## Given task
Return all lines that include the string "here".

Entries from a dataset
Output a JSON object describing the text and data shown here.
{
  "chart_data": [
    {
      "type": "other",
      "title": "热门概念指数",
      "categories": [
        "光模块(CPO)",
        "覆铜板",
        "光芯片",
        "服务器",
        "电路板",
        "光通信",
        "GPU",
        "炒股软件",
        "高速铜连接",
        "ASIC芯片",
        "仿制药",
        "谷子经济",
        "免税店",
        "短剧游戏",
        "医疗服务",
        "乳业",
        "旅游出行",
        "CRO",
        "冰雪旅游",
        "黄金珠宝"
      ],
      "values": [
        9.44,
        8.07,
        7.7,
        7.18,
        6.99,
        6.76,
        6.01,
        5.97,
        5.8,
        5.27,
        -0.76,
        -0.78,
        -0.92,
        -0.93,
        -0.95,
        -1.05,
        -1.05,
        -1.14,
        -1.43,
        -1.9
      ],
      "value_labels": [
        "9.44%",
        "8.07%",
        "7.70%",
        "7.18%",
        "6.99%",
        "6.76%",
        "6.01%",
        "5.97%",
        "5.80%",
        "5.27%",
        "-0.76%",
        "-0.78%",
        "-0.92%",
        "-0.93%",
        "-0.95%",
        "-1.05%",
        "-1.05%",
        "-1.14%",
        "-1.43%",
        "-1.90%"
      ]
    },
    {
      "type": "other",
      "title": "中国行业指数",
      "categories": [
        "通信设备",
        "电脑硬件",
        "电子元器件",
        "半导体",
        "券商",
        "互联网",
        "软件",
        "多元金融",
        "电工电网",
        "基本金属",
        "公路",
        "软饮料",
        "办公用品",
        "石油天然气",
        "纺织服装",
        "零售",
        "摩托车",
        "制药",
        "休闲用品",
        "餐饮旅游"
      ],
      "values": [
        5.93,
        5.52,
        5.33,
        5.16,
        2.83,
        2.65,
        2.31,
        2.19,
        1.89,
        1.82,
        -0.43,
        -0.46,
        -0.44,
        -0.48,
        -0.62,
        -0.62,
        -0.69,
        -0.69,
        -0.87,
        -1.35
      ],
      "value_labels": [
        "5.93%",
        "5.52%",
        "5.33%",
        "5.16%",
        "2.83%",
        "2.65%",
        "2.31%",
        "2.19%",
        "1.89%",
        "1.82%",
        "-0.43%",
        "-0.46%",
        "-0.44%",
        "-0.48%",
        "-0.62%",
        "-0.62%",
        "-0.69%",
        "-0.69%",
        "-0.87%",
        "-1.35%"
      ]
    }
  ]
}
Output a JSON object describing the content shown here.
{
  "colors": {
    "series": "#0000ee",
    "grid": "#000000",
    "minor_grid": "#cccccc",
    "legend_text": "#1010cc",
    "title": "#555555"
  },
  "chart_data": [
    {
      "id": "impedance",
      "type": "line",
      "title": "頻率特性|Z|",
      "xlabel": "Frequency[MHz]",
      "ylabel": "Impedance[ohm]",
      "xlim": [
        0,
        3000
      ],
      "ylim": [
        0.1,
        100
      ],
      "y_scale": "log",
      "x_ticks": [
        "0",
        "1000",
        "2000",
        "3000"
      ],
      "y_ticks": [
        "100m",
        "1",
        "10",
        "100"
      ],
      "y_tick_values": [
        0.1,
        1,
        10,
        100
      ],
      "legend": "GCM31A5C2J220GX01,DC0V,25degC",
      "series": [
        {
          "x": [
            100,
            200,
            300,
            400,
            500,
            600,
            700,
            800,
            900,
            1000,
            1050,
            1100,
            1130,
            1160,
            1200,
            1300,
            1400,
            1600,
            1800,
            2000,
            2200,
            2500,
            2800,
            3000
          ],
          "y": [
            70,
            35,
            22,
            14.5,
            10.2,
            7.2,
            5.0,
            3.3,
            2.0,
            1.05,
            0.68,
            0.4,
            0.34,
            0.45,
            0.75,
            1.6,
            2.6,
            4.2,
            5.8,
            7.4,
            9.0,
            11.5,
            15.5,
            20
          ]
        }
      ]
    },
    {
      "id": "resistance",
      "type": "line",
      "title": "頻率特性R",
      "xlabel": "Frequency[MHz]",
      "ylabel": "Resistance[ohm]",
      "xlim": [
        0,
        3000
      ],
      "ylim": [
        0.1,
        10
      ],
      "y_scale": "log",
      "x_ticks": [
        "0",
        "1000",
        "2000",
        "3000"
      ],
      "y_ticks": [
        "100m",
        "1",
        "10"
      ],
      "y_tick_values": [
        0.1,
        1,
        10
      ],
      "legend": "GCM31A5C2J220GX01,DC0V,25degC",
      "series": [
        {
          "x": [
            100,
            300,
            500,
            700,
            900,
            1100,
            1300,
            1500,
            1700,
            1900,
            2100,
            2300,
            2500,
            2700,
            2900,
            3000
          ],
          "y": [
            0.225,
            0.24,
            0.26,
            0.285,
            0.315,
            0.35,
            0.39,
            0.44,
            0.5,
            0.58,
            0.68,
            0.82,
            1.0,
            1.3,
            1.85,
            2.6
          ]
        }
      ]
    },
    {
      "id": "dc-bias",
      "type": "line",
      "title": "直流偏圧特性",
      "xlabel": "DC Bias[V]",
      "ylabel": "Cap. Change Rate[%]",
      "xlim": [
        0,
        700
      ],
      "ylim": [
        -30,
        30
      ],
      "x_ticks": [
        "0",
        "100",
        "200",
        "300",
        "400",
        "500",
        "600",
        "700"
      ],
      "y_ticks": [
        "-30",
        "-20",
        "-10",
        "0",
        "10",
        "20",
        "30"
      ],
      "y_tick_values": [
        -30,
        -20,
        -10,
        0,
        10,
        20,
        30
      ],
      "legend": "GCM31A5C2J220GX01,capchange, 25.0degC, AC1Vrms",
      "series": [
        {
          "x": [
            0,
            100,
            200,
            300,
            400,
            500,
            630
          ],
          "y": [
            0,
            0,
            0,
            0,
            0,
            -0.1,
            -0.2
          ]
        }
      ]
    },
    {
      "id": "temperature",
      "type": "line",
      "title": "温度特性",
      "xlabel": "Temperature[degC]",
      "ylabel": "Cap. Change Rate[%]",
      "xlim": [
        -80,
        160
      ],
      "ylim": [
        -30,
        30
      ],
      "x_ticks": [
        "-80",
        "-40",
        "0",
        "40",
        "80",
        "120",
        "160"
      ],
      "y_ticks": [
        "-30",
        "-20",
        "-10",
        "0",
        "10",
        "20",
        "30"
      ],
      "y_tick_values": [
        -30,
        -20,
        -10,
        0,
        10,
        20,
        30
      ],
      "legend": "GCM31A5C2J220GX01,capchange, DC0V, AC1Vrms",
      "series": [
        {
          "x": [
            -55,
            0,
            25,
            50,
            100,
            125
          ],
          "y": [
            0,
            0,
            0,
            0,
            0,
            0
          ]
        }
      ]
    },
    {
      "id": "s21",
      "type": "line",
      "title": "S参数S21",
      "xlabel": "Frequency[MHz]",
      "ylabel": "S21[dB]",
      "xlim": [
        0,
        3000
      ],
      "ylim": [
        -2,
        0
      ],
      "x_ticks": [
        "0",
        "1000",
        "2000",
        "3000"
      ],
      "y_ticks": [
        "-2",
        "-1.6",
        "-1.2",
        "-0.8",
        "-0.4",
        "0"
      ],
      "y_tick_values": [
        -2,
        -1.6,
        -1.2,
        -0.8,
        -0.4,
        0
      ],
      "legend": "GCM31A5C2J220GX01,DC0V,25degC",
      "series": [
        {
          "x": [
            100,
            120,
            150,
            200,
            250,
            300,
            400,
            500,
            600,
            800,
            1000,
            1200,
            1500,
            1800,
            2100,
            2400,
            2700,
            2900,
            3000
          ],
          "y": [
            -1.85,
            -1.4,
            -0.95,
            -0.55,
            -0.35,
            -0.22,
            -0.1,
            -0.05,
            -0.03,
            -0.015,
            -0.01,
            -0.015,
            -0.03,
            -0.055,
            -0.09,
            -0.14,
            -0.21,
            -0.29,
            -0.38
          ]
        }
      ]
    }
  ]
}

## Result
Output a JSON object describing the text and data shown here.
Output a JSON object describing the content shown here.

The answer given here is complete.